Instruction >> Set down all of the entries word for word, omitting the images they contain.

Entries >>
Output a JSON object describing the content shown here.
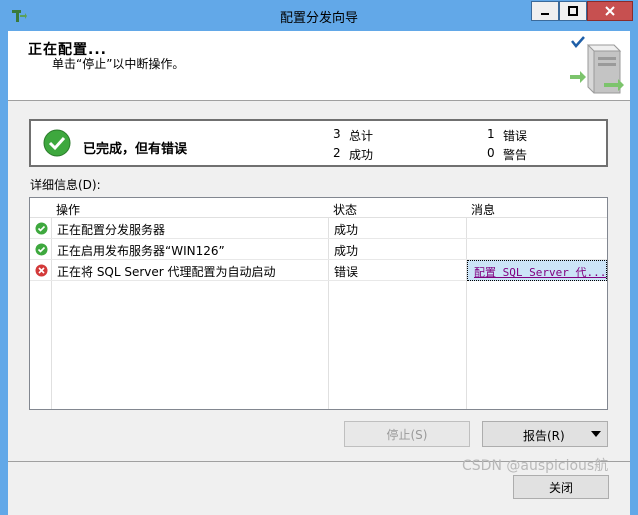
{
  "window": {
    "title": "配置分发向导",
    "accent_color": "#62a8e8",
    "controls": {
      "minimize": "minimize-icon",
      "maximize": "maximize-icon",
      "close": "close-icon"
    }
  },
  "header": {
    "title": "正在配置...",
    "subtitle": "单击“停止”以中断操作。"
  },
  "status": {
    "text": "已完成，但有错误",
    "total_count": "3",
    "total_label": "总计",
    "success_count": "2",
    "success_label": "成功",
    "error_count": "1",
    "error_label": "错误",
    "warning_count": "0",
    "warning_label": "警告"
  },
  "details": {
    "label": "详细信息(D):",
    "columns": [
      "操作",
      "状态",
      "消息"
    ],
    "rows": [
      {
        "icon": "success-icon",
        "action": "正在配置分发服务器",
        "status": "成功",
        "message": ""
      },
      {
        "icon": "success-icon",
        "action": "正在启用发布服务器“WIN126”",
        "status": "成功",
        "message": ""
      },
      {
        "icon": "error-icon",
        "action": "正在将 SQL Server 代理配置为自动启动",
        "status": "错误",
        "message": "配置 SQL Server 代..."
      }
    ]
  },
  "buttons": {
    "stop": "停止(S)",
    "report": "报告(R)",
    "close": "关闭"
  },
  "watermark": "CSDN @auspicious航"
}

Solution >>
Output a JSON object describing the content shown here.
{
  "window": {
    "title": "配置分发向导",
    "accent_color": "#62a8e8",
    "controls": {
      "minimize": "minimize-icon",
      "maximize": "maximize-icon",
      "close": "close-icon"
    }
  },
  "header": {
    "title": "正在配置...",
    "subtitle": "单击“停止”以中断操作。"
  },
  "status": {
    "text": "已完成，但有错误",
    "total_count": "3",
    "total_label": "总计",
    "success_count": "2",
    "success_label": "成功",
    "error_count": "1",
    "error_label": "错误",
    "warning_count": "0",
    "warning_label": "警告"
  },
  "details": {
    "label": "详细信息(D):",
    "columns": [
      "操作",
      "状态",
      "消息"
    ],
    "rows": [
      {
        "icon": "success-icon",
        "action": "正在配置分发服务器",
        "status": "成功",
        "message": ""
      },
      {
        "icon": "success-icon",
        "action": "正在启用发布服务器“WIN126”",
        "status": "成功",
        "message": ""
      },
      {
        "icon": "error-icon",
        "action": "正在将 SQL Server 代理配置为自动启动",
        "status": "错误",
        "message": "配置 SQL Server 代..."
      }
    ]
  },
  "buttons": {
    "stop": "停止(S)",
    "report": "报告(R)",
    "close": "关闭"
  },
  "watermark": "CSDN @auspicious航"
}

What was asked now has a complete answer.